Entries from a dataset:
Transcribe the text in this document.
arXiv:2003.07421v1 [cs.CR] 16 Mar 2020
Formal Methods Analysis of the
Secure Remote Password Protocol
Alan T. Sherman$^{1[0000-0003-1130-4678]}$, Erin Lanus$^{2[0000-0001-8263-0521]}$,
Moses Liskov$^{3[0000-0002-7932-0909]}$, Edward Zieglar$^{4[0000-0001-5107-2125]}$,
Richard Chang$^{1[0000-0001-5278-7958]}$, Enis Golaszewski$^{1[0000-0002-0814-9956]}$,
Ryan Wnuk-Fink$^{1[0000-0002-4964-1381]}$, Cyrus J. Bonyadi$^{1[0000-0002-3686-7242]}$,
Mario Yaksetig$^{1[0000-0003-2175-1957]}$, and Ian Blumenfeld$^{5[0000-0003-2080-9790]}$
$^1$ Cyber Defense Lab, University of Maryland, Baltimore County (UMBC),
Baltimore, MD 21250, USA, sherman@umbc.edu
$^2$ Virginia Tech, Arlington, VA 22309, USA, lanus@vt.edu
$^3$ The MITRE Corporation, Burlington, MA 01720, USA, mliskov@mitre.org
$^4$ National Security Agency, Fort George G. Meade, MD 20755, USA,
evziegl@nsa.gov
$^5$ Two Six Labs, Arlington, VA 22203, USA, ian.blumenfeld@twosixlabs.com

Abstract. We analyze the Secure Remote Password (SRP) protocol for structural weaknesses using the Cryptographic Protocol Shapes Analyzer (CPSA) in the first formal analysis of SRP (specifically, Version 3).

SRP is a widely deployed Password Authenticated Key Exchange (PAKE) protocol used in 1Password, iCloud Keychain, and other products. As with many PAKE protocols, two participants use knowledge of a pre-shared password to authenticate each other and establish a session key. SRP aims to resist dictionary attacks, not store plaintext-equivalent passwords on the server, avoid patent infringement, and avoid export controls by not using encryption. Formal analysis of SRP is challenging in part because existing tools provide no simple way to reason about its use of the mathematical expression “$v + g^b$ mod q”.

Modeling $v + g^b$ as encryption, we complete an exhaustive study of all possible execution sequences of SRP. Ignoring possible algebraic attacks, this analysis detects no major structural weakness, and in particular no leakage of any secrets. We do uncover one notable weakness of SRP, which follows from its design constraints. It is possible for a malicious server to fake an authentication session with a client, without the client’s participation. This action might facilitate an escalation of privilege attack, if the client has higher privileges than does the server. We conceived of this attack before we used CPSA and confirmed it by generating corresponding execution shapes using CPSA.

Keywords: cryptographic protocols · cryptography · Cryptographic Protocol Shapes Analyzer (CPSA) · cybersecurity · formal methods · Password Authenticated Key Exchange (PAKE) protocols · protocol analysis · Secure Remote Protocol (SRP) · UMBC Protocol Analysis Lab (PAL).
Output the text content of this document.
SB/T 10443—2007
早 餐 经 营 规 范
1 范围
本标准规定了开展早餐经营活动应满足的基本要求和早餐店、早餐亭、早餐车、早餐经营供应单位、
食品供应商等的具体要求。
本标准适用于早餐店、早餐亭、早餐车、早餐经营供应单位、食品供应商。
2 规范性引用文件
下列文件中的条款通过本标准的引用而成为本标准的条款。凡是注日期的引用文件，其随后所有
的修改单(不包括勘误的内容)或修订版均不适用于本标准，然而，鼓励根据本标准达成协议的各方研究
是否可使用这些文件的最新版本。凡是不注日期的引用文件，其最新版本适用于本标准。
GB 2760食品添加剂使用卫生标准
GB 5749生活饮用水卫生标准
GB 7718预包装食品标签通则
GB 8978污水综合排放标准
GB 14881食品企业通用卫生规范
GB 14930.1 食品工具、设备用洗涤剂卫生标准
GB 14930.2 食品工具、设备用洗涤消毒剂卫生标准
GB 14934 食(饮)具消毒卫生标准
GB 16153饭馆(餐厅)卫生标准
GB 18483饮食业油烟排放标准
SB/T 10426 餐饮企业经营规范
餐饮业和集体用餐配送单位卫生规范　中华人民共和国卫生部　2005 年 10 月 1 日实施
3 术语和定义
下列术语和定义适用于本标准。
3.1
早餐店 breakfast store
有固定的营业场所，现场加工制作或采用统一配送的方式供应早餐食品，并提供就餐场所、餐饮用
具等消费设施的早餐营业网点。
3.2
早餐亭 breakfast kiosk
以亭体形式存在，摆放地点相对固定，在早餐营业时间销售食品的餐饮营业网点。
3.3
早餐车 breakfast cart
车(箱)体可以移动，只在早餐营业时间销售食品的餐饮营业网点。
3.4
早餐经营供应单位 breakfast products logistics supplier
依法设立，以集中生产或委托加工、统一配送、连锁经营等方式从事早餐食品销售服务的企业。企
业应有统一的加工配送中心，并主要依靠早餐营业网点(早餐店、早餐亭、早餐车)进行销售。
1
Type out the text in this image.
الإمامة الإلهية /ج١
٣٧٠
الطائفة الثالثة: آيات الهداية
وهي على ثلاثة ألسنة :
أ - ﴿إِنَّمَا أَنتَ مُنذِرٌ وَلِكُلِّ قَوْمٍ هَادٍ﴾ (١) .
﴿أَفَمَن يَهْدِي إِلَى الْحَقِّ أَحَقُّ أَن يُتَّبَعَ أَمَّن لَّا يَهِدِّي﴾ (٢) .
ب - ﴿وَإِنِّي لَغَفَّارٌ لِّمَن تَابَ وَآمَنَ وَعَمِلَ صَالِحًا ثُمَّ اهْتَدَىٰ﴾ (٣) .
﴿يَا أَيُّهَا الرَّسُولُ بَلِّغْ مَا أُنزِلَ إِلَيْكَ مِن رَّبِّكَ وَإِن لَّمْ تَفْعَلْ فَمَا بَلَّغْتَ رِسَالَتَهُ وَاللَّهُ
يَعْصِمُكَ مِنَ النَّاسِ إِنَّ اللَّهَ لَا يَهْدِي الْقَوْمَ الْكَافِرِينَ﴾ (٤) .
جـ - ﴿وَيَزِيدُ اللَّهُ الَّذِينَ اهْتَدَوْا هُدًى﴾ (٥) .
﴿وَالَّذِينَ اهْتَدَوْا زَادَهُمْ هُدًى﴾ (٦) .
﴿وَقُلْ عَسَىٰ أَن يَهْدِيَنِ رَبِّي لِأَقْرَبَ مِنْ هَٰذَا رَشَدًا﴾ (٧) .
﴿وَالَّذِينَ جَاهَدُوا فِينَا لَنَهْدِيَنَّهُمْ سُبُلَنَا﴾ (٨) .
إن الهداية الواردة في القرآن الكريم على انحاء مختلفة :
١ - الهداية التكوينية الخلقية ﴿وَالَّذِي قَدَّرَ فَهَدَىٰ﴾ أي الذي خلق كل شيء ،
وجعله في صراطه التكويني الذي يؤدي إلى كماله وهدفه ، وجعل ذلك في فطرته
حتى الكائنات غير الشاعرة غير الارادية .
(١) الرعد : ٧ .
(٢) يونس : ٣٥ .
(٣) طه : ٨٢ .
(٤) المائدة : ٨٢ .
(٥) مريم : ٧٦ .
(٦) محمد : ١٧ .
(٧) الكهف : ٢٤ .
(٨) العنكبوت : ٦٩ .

Given request:
List all lines above in which the string "document" appears.

Answer below:
Transcribe the text in this document.
Output the text content of this document.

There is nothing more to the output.